== Raw records ==

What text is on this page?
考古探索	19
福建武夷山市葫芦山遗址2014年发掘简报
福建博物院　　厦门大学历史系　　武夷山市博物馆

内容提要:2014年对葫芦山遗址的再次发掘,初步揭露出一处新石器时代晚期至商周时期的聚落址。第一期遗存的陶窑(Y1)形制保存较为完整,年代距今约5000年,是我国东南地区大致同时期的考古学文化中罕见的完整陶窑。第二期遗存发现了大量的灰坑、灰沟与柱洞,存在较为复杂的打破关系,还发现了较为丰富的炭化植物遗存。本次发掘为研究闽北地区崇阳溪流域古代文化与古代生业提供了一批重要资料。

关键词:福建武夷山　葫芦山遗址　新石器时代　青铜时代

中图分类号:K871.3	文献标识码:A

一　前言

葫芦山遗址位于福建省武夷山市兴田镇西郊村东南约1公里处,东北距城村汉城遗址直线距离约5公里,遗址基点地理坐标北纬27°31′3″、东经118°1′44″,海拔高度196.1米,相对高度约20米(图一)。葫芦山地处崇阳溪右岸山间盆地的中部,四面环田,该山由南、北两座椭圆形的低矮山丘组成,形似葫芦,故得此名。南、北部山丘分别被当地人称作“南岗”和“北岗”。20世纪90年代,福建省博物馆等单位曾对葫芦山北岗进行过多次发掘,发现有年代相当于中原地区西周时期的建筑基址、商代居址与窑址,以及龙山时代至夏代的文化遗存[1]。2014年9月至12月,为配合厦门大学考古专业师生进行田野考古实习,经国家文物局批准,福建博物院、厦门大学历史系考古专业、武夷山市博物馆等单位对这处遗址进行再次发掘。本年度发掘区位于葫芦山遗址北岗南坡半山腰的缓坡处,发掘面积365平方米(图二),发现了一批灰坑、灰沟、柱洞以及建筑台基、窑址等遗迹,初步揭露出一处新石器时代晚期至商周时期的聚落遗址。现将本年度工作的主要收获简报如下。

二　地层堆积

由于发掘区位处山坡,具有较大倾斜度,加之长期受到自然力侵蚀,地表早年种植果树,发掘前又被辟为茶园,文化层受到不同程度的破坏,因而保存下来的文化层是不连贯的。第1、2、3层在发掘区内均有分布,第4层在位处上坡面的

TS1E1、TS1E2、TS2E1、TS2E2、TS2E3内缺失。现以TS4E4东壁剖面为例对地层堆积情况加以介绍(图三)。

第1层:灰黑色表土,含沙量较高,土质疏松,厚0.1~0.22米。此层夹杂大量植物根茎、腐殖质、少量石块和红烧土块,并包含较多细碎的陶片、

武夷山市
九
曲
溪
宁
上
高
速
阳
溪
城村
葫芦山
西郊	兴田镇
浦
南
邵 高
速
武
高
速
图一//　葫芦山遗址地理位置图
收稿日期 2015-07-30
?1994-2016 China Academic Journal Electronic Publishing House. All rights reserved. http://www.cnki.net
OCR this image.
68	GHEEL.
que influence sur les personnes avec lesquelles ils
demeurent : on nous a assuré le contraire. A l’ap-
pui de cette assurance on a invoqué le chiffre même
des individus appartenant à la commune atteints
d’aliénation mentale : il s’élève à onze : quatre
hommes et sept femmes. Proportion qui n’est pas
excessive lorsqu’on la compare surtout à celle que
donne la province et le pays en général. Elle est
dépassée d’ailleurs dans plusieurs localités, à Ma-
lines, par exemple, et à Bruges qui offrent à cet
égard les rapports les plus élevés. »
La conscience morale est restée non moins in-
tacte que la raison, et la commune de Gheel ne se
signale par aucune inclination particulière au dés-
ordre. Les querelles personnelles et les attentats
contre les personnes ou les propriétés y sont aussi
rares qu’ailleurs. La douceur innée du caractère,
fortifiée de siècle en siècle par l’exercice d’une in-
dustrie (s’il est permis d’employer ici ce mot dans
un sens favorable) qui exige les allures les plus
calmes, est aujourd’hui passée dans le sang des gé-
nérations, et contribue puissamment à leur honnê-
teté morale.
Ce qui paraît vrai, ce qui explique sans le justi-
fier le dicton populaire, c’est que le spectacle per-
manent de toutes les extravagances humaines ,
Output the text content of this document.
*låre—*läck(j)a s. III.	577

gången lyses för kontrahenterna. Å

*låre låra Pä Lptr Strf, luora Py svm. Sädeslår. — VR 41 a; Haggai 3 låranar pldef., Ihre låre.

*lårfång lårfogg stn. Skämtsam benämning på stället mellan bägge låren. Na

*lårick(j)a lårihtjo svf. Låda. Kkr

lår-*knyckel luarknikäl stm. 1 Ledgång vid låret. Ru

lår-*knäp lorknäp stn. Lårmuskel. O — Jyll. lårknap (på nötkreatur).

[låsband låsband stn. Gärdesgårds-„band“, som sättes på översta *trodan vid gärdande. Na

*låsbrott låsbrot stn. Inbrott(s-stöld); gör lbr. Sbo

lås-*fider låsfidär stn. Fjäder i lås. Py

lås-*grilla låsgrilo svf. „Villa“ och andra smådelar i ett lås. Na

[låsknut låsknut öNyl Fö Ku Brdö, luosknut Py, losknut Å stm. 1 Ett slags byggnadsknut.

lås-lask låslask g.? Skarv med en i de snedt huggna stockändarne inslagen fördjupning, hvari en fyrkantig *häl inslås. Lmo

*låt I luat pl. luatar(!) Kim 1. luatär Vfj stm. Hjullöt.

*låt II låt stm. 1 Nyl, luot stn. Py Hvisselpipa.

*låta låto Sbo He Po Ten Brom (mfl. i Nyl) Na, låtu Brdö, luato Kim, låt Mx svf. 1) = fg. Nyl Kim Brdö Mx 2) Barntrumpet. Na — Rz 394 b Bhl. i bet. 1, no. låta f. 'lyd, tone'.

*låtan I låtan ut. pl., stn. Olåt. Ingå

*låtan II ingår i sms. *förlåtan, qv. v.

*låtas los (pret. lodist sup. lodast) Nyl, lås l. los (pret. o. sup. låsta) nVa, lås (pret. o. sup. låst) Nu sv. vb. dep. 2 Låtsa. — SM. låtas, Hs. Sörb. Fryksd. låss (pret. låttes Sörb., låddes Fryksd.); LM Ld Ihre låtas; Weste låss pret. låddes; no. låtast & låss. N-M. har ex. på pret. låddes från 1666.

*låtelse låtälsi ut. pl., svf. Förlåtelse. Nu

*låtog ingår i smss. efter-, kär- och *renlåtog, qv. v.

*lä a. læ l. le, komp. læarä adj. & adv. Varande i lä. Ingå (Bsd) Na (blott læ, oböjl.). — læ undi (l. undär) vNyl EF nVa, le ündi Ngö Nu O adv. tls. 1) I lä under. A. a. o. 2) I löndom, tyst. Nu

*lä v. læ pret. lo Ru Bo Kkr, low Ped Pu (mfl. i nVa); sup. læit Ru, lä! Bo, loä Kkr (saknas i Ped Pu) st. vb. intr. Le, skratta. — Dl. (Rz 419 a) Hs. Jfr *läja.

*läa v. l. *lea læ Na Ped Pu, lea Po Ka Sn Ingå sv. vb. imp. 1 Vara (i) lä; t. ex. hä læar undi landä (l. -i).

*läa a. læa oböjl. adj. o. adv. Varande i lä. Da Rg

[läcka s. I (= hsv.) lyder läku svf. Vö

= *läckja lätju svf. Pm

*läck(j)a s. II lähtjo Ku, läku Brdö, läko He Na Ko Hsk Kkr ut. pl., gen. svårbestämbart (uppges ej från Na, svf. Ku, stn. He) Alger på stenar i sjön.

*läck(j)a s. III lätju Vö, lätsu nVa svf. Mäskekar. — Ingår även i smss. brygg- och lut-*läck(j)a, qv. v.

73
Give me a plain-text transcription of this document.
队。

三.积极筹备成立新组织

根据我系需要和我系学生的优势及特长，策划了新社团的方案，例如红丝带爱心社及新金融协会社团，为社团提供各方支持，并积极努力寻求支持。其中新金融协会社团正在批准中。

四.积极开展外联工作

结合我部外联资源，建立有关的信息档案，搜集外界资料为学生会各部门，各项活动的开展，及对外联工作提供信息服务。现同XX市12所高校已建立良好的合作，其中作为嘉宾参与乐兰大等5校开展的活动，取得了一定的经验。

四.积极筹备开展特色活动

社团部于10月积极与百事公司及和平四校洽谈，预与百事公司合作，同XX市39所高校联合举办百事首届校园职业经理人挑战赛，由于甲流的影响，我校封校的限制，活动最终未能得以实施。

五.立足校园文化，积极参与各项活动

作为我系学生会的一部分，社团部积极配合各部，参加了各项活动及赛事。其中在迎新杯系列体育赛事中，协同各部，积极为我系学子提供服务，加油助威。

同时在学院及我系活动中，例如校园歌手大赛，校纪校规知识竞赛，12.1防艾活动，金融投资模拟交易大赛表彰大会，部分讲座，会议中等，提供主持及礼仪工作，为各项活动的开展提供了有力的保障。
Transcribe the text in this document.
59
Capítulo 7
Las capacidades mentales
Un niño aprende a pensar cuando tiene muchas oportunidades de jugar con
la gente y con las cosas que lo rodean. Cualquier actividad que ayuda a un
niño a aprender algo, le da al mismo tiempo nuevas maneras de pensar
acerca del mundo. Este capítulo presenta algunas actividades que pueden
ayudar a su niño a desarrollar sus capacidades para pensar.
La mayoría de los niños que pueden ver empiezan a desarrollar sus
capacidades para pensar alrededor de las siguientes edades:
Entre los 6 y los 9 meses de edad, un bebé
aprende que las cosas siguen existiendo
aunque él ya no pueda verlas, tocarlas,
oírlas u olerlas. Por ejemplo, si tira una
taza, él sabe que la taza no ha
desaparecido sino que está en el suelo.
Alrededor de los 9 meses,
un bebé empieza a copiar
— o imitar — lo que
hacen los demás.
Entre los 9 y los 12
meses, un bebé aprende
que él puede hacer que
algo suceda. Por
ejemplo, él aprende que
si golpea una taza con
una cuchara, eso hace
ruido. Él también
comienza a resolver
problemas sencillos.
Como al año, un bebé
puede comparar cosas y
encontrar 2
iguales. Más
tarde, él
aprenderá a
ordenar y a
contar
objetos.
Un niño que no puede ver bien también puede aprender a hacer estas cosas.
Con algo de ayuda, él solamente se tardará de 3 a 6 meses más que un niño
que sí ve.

===

Stated problem -
Using the listing above, return all lines where the word "oböjl" occurs.

Written solution -
*lä a. læ l. le, komp. læarä adj. & adv. Varande i lä. Ingå (Bsd) Na (blott læ, oböjl.). — læ undi (l. undär) vNyl EF nVa, le ündi Ngö Nu O adv. tls. 1) I lä under. A. a. o. 2) I löndom, tyst. Nu
*läa a. læa oböjl. adj. o. adv. Varande i lä. Da Rg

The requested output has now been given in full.